KUTIPAN HALAMAN
◆ ◆ ◆

Jimly Bela Mahkamah Agung

Ketua Mahkamah Konstitusi Jimly Ash-Shiddieqy membela Mahkamah Agung dari tudingan Ketua Badan Pemeriksa Keuangan Anwar Nasution. Dia menilai penarikan biaya perkara merupakan kewajaran di setiap lembaga peradilan di dunia.

Tudingan Anwar bahwa penarikan biaya perkara tergolong pungli disampaikan saat menjadi pembicara dalam Dialog APBN 2006 di Hotel Borobudur, Selasa (8/8) lalu. Anwar mengatakan, MA melakukan pemerasan karena memungut biaya besar, namun hanya menyerahkan Rp 1.000 kepada negara. Kelebihan uang yang tidak disetor ke kas negara dapat dikategorikan sebagai pungli.

Jimly menjelaskan, pendapat seseorang harus dapat disertai bukti kuat, apalagi jika yang mengungkapkannya masih dalam kapasitas pejabat publik. Pejabat tidak boleh saling mengkritik tanpa dasar. Hanya jaksa yang boleh memberikan tuduhan, ungkapnya.

Mahkamah Agung menarik biaya perkara untuk kasasi perdata Rp 500 ribu dan pengajuan peninjauan kembali (PK) perdata Rp 2,5 juta. Alasannya, dana itu untuk keperluan pemanggilan terdakwa dan saksi dalam persidangan dan pengiriman surat-surat.

Jimly sendiri menganggap uang perkara tersebut membatasi akses masyarakat untuk mendapat pelayanan hukum. Sehingga, hanya orang mampu yang bisa mengajukan kasasi dan peninjauan kembali (PK) di MA.

Pakar hukum tata negara Universitas Gadjah Mada Denny Indrayana justru menganggap apa yang disampaikan Anwar sebagai sebuah pemicu untuk membongkar penyelewengan di lembaga peradilan tertinggi tersebut. Kalau tidak ada ribut-ribut, mana pernah ada kasus penyelewengan di lembaga negara yang terbongkar, ungkapnya.

Dia menambahkan, manajemen MA yang misterius justru mencitrakan lembaga tersebut korup. Padahal, jika otoritas dan monopoli dimiliki sebuah lembaga, namun minus transparansi, maka rentan korupsi, ungkapnya.

Sebagai sebuah lembaga yang memiliki otoritas dan monopoli yang dijamin konstitusi, MA seharusnya memperhatikan prinsip akuntabilitas dan pertanggungjawaban, khususnya dalam penggunaan biaya perkara yang notabene diambil dari publik. (ein

Sumber: Jawa Pos, 14 Agustus 2006
------------
Jimly: Biaya Perkara Sebaiknya Dihapus

Undang-undangnya harus ikut diubah.

JAKARTA -- Ketua Mahkamah Konstitusi Jimly Asshiddiqie mengatakan biaya perkara yang diterapkan di Mahkamah Agung sebaiknya ditiadakan. Sebab, pengenaan biaya perkara dinilai memberatkan orang yang beperkara dan merupakan bentuk praktek permainan uang di peradilan. Agar tidak ada urusan uang dengan pengadilan, kata Jimly setelah membuka acara peluncuran buku di Mahkamah Konstitusi, Jakarta, Jumat lalu.

◆ ◆ ◆

MATERI YANG DIBERIKAN
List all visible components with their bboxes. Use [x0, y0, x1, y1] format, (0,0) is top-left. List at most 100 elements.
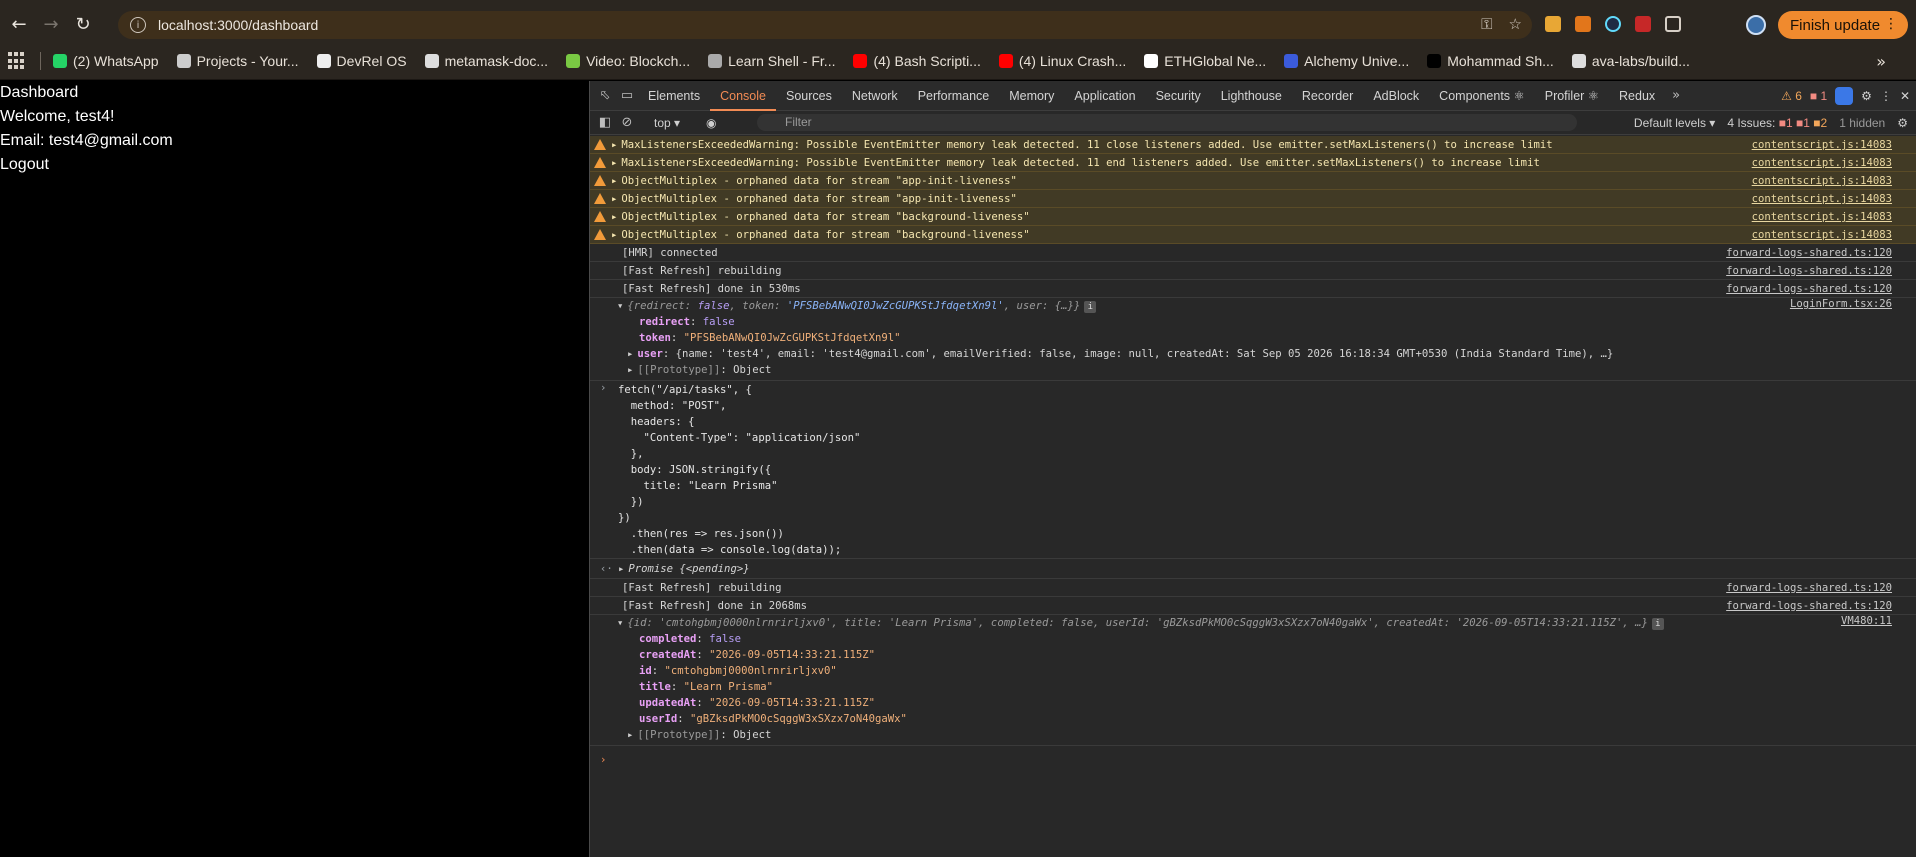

◆ ◆ ◆

Tolong tuliskan kembali bagian berita tentang biaya perkara Mahkamah Agung di atas, antara "Tudingan Anwar bahwa" dan "memberikan tuduhan, ungkapnya.", termasuk kedua batas itu.

JAWABAN LATIHAN
Tudingan Anwar bahwa penarikan biaya perkara tergolong pungli disampaikan saat menjadi pembicara dalam Dialog APBN 2006 di Hotel Borobudur, Selasa (8/8) lalu. Anwar mengatakan, MA melakukan pemerasan karena memungut biaya besar, namun hanya menyerahkan Rp 1.000 kepada negara. Kelebihan uang yang tidak disetor ke kas negara dapat dikategorikan sebagai pungli.

Jimly menjelaskan, pendapat seseorang harus dapat disertai bukti kuat, apalagi jika yang mengungkapkannya masih dalam kapasitas pejabat publik. Pejabat tidak boleh saling mengkritik tanpa dasar. Hanya jaksa yang boleh memberikan tuduhan, ungkapnya.